Deputy Chief of Staff of the Presidential Administration of Russia
- In office 28 January 2013 – 7 May 2024

3rd Head of the Republic of Dagestan
- In office 20 February 2010 – 28 January 2013
- President: Dmitry Medvedev Vladimir Putin
- Preceded by: Mukhu Aliyev
- Succeeded by: Ramazan Abdulatipov

Personal details
- Born: 1 June 1964 (age 61) Levashi, Dagestan ASSR, Russian SFSR, Soviet Union
- Party: United Russia
- Alma mater: Dagestan State University
- Profession: Economist
- Website: Official website

= Magomedsalam Magomedov =

Russian politician

Magomedsalam Magomedaliyevich Magomedov (Магомедсалам Магомедалиевич Магомедов; ; born 1 June 1964) is a Russian politician who served as the 3rd Head of the Republic of Dagestan, a federal subject of the Russian Federation found in the North Caucasus region, from 2010 to 2013. His appointment by the President of Russia Dmitry Medvedev was approved by the parliament of Dagestan on 10 February 2010. Magomedov is an ethnic Dargin. His father, Magomedali Magomedov, served as President of Dagestan between 1987 and 2006. It is his stated ambition as president to consolidate and modernise the republic to counter the threat of Islamic extremism, in particular the attempts made to undermine and terrorise the republic by supporters of the so-called Caucasus Emirate. His resignation was accepted by President Vladimir Putin on 28 January 2013. After that he was appointed Deputy Head of the Administration of the President of the Russian Federation. He has the federal state civilian service rank of 1st class Active State Councillor of the Russian Federation.

▶ [Stated problem]: Extend the article on Magomedsalam Magomedov above, beginning right after its last sentence.

▶ [Supplied information]:
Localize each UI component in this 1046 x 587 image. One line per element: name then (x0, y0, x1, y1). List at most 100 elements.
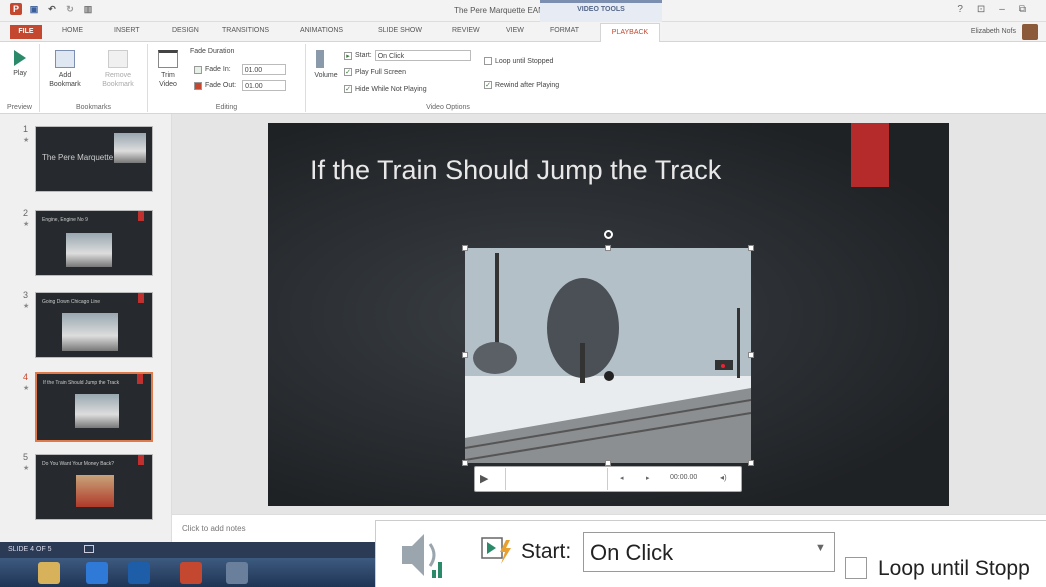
help-button[interactable]: ? (957, 4, 963, 15)
user-name[interactable]: Elizabeth Nofs (971, 28, 1016, 35)
resize-handle[interactable] (748, 352, 754, 358)
thumbnail-accent (137, 374, 143, 384)
loop-until-stopped-row[interactable]: Loop until Stopped (484, 57, 553, 65)
thumbnail-picture (114, 133, 146, 163)
tab-transitions[interactable]: TRANSITIONS (222, 27, 269, 34)
fade-in-icon (194, 65, 202, 74)
file-explorer-icon[interactable] (38, 562, 60, 584)
resize-handle[interactable] (748, 460, 754, 466)
tab-view[interactable]: VIEW (506, 27, 524, 34)
avatar[interactable] (1022, 24, 1038, 40)
player-divider (607, 468, 608, 490)
ribbon: Play Preview Add Bookmark Remove Bookmar… (0, 42, 1046, 114)
trim-video-label: Trim Video (159, 72, 177, 88)
tab-format[interactable]: FORMAT (550, 27, 579, 34)
play-full-screen-label: Play Full Screen (355, 68, 406, 76)
tab-review[interactable]: REVIEW (452, 27, 480, 34)
tab-playback[interactable]: PLAYBACK (600, 23, 660, 43)
app-taskbar-icon[interactable] (226, 562, 248, 584)
notes-toggle-icon[interactable] (84, 545, 94, 553)
zoom-loop-checkbox[interactable] (845, 557, 867, 579)
bookmarks-group: Add Bookmark Remove Bookmark Bookmarks (40, 44, 148, 112)
loop-until-stopped-checkbox[interactable] (484, 57, 492, 65)
resize-handle[interactable] (748, 245, 754, 251)
start-select[interactable]: On Click (374, 50, 471, 61)
slide-number: 3 (23, 290, 29, 300)
rewind-after-playing-checkbox[interactable]: ✓ (484, 81, 492, 89)
thumbnail-picture (62, 313, 118, 351)
hide-while-not-playing-row[interactable]: ✓ Hide While Not Playing (344, 85, 427, 93)
thumbnail-accent (138, 293, 144, 303)
play-button[interactable]: Play (6, 50, 34, 78)
slide-number: 1 (23, 124, 29, 134)
thumbnail-accent (138, 211, 144, 221)
tab-slide-show[interactable]: SLIDE SHOW (378, 27, 422, 34)
rewind-after-playing-row[interactable]: ✓ Rewind after Playing (484, 81, 559, 89)
zoom-speaker-icon (402, 534, 442, 578)
animation-star-icon: ★ (23, 303, 30, 310)
chevron-down-icon[interactable]: ▼ (815, 542, 826, 554)
resize-handle[interactable] (462, 352, 468, 358)
trim-video-button[interactable]: Trim Video (152, 50, 184, 89)
slide-thumbnail-1[interactable]: The Pere Marquette (35, 126, 153, 192)
tab-file[interactable]: FILE (10, 25, 42, 39)
window-title: The Pere Marquette EAN - PowerPoint (454, 6, 592, 15)
notes-placeholder[interactable]: Click to add notes (182, 524, 246, 533)
slide-thumbnail-4[interactable]: If the Train Should Jump the Track (35, 372, 153, 442)
step-back-icon[interactable]: ◂ (620, 474, 624, 482)
slide-thumbnail-5[interactable]: Do You Want Your Money Back? (35, 454, 153, 520)
tab-animations[interactable]: ANIMATIONS (300, 27, 343, 34)
player-volume-icon[interactable]: ◂) (720, 473, 727, 482)
resize-handle[interactable] (462, 245, 468, 251)
start-icon: ▸ (344, 51, 352, 60)
outlook-icon[interactable] (128, 562, 150, 584)
video-frame[interactable] (465, 248, 751, 463)
slide-thumbnail-2[interactable]: Engine, Engine No 9 (35, 210, 153, 276)
remove-bookmark-icon (108, 50, 128, 68)
start-row: ▸ Start: On Click (344, 50, 471, 61)
thumbnail-picture (76, 475, 114, 507)
animation-star-icon: ★ (23, 221, 30, 228)
thumbnail-picture (75, 394, 119, 428)
editing-group: Trim Video Fade Duration Fade In: 01.00 … (148, 44, 306, 112)
internet-explorer-icon[interactable] (86, 562, 108, 584)
play-full-screen-row[interactable]: ✓ Play Full Screen (344, 68, 406, 76)
player-play-button[interactable]: ▶ (480, 472, 494, 486)
window-controls: ? ⊡ – ⧉ (957, 4, 1026, 15)
tab-home[interactable]: HOME (62, 27, 83, 34)
animation-star-icon: ★ (23, 465, 30, 472)
play-button-label: Play (13, 70, 27, 77)
minimize-button[interactable]: – (999, 4, 1005, 15)
thumbnail-title: Engine, Engine No 9 (42, 217, 88, 223)
fade-out-icon (194, 81, 202, 90)
slide-red-accent (851, 123, 889, 187)
slide-thumbnail-3[interactable]: Going Down Chicago Line (35, 292, 153, 358)
tab-insert[interactable]: INSERT (114, 27, 140, 34)
thumbnail-title: The Pere Marquette (42, 153, 114, 162)
fade-in-row: Fade In: 01.00 (194, 64, 286, 75)
slide-count: SLIDE 4 OF 5 (8, 546, 52, 553)
powerpoint-window: P ▣ ↶ ↻ ▥ The Pere Marquette EAN - Power… (0, 0, 1046, 587)
play-full-screen-checkbox[interactable]: ✓ (344, 68, 352, 76)
restore-button[interactable]: ⧉ (1019, 4, 1026, 15)
ribbon-display-button[interactable]: ⊡ (977, 4, 985, 15)
preview-group-label: Preview (7, 104, 32, 111)
powerpoint-taskbar-icon[interactable] (180, 562, 202, 584)
thumbnail-title: Do You Want Your Money Back? (42, 461, 115, 467)
player-time: 00:00.00 (670, 474, 698, 481)
status-bar (0, 542, 380, 558)
add-bookmark-button[interactable]: Add Bookmark (46, 50, 84, 89)
hide-while-not-playing-checkbox[interactable]: ✓ (344, 85, 352, 93)
animation-star-icon: ★ (23, 137, 30, 144)
fade-out-input[interactable]: 01.00 (242, 80, 287, 91)
zoom-start-value[interactable]: On Click (590, 540, 673, 566)
step-forward-icon[interactable]: ▸ (646, 474, 650, 482)
remove-bookmark-button[interactable]: Remove Bookmark (96, 50, 140, 89)
resize-handle[interactable] (605, 245, 611, 251)
tab-design[interactable]: DESIGN (172, 27, 199, 34)
resize-handle[interactable] (462, 460, 468, 466)
rotate-handle[interactable] (604, 230, 613, 239)
volume-button[interactable]: Volume (310, 50, 342, 80)
slide-title[interactable]: If the Train Should Jump the Track (310, 155, 830, 186)
fade-in-input[interactable]: 01.00 (241, 64, 286, 75)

▶ [Result of the task]:
Magomedsalam Magomedov has an academic background and differs from his predecessors who were Soviet-era Communist Party leaders who adapted to changed circumstances. Prior to the presidency, Magomedsalam Magomedov was elected speaker of Dagestan’s parliament in 2006 for a period of one year.

He speaks Dargin, Russian, and English.

In 2001-2002, Magomedov was vice president of FC Anzhi.

In 2010, Magomedov made the fifth pillar of Islam, the hajj, and met with Deputy Prime Minister and Minister of Interior of the Kingdom of Saudi Arabia Prince Nayef bin Abdulaziz at the residence of Abdullah of Saudi Arabia.

On 4 December 2010 his brother boarded Dagestan Airlines Flight 372 and was killed along with another passenger after the plane crashed during an emergency landing at Moscow's Domodedovo Airport.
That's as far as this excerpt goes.